Restate all of the data exactly.

### Extracted material

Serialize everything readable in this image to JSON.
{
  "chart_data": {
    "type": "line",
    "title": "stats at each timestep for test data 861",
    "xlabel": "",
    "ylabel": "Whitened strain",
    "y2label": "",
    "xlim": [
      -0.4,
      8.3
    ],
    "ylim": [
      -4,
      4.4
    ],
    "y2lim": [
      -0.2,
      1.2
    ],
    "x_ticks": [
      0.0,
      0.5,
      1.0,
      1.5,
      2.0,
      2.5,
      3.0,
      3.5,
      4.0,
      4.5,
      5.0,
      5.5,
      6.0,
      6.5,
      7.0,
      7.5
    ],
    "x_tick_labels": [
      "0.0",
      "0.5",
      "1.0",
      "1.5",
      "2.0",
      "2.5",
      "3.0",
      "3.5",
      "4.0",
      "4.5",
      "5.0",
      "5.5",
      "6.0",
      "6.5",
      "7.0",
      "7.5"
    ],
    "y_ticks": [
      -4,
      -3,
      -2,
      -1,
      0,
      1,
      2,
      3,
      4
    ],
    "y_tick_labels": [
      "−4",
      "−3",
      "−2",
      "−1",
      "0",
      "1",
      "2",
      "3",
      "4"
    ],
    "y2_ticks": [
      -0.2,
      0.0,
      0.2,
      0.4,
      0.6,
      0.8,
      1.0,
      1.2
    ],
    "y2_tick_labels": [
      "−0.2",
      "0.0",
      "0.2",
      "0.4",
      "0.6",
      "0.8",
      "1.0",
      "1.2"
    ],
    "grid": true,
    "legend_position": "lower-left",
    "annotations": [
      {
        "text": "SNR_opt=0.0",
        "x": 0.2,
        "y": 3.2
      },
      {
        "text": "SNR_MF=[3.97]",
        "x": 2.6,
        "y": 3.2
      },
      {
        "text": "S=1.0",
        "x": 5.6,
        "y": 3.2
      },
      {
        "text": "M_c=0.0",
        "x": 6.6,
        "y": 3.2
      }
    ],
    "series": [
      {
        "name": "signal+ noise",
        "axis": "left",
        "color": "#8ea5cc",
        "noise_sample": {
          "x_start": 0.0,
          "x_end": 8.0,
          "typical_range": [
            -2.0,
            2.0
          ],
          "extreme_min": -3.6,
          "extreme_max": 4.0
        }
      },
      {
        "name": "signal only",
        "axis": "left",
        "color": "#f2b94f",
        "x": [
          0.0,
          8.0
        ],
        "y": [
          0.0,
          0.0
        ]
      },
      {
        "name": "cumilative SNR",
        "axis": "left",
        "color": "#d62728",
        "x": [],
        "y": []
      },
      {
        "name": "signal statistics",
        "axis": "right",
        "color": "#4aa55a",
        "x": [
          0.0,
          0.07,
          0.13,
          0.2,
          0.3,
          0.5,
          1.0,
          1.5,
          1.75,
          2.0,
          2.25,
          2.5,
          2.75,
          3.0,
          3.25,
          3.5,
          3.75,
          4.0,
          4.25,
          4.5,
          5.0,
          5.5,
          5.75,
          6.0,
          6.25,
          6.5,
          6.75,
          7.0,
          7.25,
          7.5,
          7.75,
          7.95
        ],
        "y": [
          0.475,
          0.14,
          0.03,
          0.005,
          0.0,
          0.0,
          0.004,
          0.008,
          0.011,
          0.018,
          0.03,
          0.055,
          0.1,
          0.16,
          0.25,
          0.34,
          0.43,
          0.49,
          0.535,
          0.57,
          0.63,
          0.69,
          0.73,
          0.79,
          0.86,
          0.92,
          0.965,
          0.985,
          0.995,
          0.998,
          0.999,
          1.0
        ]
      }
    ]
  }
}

######

_Solution to this task_:
Serialize everything readable in this image to JSON.
{
  "chart_data": {
    "type": "line",
    "title": "stats at each timestep for test data 861",
    "xlabel": "",
    "ylabel": "Whitened strain",
    "y2label": "",
    "xlim": [
      -0.4,
      8.3
    ],
    "ylim": [
      -4,
      4.4
    ],
    "y2lim": [
      -0.2,
      1.2
    ],
    "x_ticks": [
      0.0,
      0.5,
      1.0,
      1.5,
      2.0,
      2.5,
      3.0,
      3.5,
      4.0,
      4.5,
      5.0,
      5.5,
      6.0,
      6.5,
      7.0,
      7.5
    ],
    "x_tick_labels": [
      "0.0",
      "0.5",
      "1.0",
      "1.5",
      "2.0",
      "2.5",
      "3.0",
      "3.5",
      "4.0",
      "4.5",
      "5.0",
      "5.5",
      "6.0",
      "6.5",
      "7.0",
      "7.5"
    ],
    "y_ticks": [
      -4,
      -3,
      -2,
      -1,
      0,
      1,
      2,
      3,
      4
    ],
    "y_tick_labels": [
      "−4",
      "−3",
      "−2",
      "−1",
      "0",
      "1",
      "2",
      "3",
      "4"
    ],
    "y2_ticks": [
      -0.2,
      0.0,
      0.2,
      0.4,
      0.6,
      0.8,
      1.0,
      1.2
    ],
    "y2_tick_labels": [
      "−0.2",
      "0.0",
      "0.2",
      "0.4",
      "0.6",
      "0.8",
      "1.0",
      "1.2"
    ],
    "grid": true,
    "legend_position": "lower-left",
    "annotations": [
      {
        "text": "SNR_opt=0.0",
        "x": 0.2,
        "y": 3.2
      },
      {
        "text": "SNR_MF=[3.97]",
        "x": 2.6,
        "y": 3.2
      },
      {
        "text": "S=1.0",
        "x": 5.6,
        "y": 3.2
      },
      {
        "text": "M_c=0.0",
        "x": 6.6,
        "y": 3.2
      }
    ],
    "series": [
      {
        "name": "signal+ noise",
        "axis": "left",
        "color": "#8ea5cc",
        "noise_sample": {
          "x_start": 0.0,
          "x_end": 8.0,
          "typical_range": [
            -2.0,
            2.0
          ],
          "extreme_min": -3.6,
          "extreme_max": 4.0
        }
      },
      {
        "name": "signal only",
        "axis": "left",
        "color": "#f2b94f",
        "x": [
          0.0,
          8.0
        ],
        "y": [
          0.0,
          0.0
        ]
      },
      {
        "name": "cumilative SNR",
        "axis": "left",
        "color": "#d62728",
        "x": [],
        "y": []
      },
      {
        "name": "signal statistics",
        "axis": "right",
        "color": "#4aa55a",
        "x": [
          0.0,
          0.07,
          0.13,
          0.2,
          0.3,
          0.5,
          1.0,
          1.5,
          1.75,
          2.0,
          2.25,
          2.5,
          2.75,
          3.0,
          3.25,
          3.5,
          3.75,
          4.0,
          4.25,
          4.5,
          5.0,
          5.5,
          5.75,
          6.0,
          6.25,
          6.5,
          6.75,
          7.0,
          7.25,
          7.5,
          7.75,
          7.95
        ],
        "y": [
          0.475,
          0.14,
          0.03,
          0.005,
          0.0,
          0.0,
          0.004,
          0.008,
          0.011,
          0.018,
          0.03,
          0.055,
          0.1,
          0.16,
          0.25,
          0.34,
          0.43,
          0.49,
          0.535,
          0.57,
          0.63,
          0.69,
          0.73,
          0.79,
          0.86,
          0.92,
          0.965,
          0.985,
          0.995,
          0.998,
          0.999,
          1.0
        ]
      }
    ]
  }
}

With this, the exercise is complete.